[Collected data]
'''
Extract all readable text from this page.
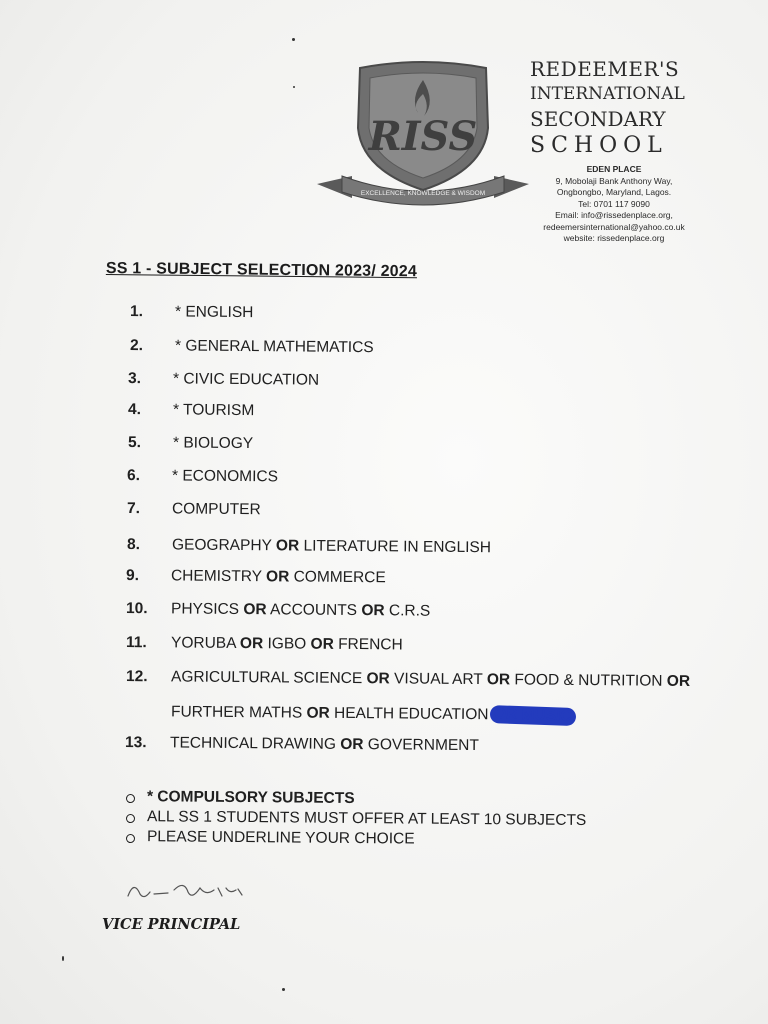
RISS
EXCELLENCE, KNOWLEDGE & WISDOM
REDEEMER'S
INTERNATIONAL
SECONDARY
SCHOOL
EDEN PLACE
9, Mobolaji Bank Anthony Way,
Ongbongbo, Maryland, Lagos.
Tel: 0701 117 9090
Email: info@rissedenplace.org,
redeemersinternational@yahoo.co.uk
website: rissedenplace.org
SS 1 - SUBJECT SELECTION 2023/ 2024
1. * ENGLISH
2. * GENERAL MATHEMATICS
3. * CIVIC EDUCATION
4. * TOURISM
5. * BIOLOGY
6. * ECONOMICS
7. COMPUTER
8. GEOGRAPHY OR LITERATURE IN ENGLISH
9. CHEMISTRY OR COMMERCE
10. PHYSICS OR ACCOUNTS OR C.R.S
11. YORUBA OR IGBO OR FRENCH
12. AGRICULTURAL SCIENCE OR VISUAL ART OR FOOD & NUTRITION OR
FURTHER MATHS OR HEALTH EDUCATION OR MUSIC
13. TECHNICAL DRAWING OR GOVERNMENT
* COMPULSORY SUBJECTS
ALL SS 1 STUDENTS MUST OFFER AT LEAST 10 SUBJECTS
PLEASE UNDERLINE YOUR CHOICE
VICE PRINCIPAL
'''
Stated goal - From the material above, copy each line that includes the word "ENGLISH".

Solution -
1. * ENGLISH
8. GEOGRAPHY OR LITERATURE IN ENGLISH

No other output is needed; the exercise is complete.